→ The task
Each of the entries should be retyped precisely as it appears.

→ Entries supplied
— START —
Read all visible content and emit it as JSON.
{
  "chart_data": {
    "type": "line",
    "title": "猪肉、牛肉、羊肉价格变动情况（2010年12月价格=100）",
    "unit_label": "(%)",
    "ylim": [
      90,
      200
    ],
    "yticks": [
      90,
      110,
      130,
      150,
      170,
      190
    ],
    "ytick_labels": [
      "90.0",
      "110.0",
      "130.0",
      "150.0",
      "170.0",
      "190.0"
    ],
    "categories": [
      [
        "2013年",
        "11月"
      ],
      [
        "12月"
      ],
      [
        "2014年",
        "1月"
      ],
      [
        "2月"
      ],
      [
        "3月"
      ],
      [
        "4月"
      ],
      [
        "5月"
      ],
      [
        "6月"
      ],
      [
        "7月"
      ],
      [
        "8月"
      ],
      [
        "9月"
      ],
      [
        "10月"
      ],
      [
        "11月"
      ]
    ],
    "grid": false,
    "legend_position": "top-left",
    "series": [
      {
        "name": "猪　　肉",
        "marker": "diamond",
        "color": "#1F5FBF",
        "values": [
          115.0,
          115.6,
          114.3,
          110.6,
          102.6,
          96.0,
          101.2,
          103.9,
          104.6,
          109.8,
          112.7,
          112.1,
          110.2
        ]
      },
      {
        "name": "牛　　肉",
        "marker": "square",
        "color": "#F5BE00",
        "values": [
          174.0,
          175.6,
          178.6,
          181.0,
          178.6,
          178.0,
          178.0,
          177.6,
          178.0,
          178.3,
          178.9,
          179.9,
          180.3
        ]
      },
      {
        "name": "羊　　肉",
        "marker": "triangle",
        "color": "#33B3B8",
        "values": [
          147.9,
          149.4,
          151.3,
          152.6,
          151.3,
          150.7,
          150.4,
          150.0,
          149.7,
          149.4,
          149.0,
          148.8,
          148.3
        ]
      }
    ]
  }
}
— END —
→ Result of the task
Read all visible content and emit it as JSON.
{
  "chart_data": {
    "type": "line",
    "title": "猪肉、牛肉、羊肉价格变动情况（2010年12月价格=100）",
    "unit_label": "(%)",
    "ylim": [
      90,
      200
    ],
    "yticks": [
      90,
      110,
      130,
      150,
      170,
      190
    ],
    "ytick_labels": [
      "90.0",
      "110.0",
      "130.0",
      "150.0",
      "170.0",
      "190.0"
    ],
    "categories": [
      [
        "2013年",
        "11月"
      ],
      [
        "12月"
      ],
      [
        "2014年",
        "1月"
      ],
      [
        "2月"
      ],
      [
        "3月"
      ],
      [
        "4月"
      ],
      [
        "5月"
      ],
      [
        "6月"
      ],
      [
        "7月"
      ],
      [
        "8月"
      ],
      [
        "9月"
      ],
      [
        "10月"
      ],
      [
        "11月"
      ]
    ],
    "grid": false,
    "legend_position": "top-left",
    "series": [
      {
        "name": "猪　　肉",
        "marker": "diamond",
        "color": "#1F5FBF",
        "values": [
          115.0,
          115.6,
          114.3,
          110.6,
          102.6,
          96.0,
          101.2,
          103.9,
          104.6,
          109.8,
          112.7,
          112.1,
          110.2
        ]
      },
      {
        "name": "牛　　肉",
        "marker": "square",
        "color": "#F5BE00",
        "values": [
          174.0,
          175.6,
          178.6,
          181.0,
          178.6,
          178.0,
          178.0,
          177.6,
          178.0,
          178.3,
          178.9,
          179.9,
          180.3
        ]
      },
      {
        "name": "羊　　肉",
        "marker": "triangle",
        "color": "#33B3B8",
        "values": [
          147.9,
          149.4,
          151.3,
          152.6,
          151.3,
          150.7,
          150.4,
          150.0,
          149.7,
          149.4,
          149.0,
          148.8,
          148.3
        ]
      }
    ]
  }
}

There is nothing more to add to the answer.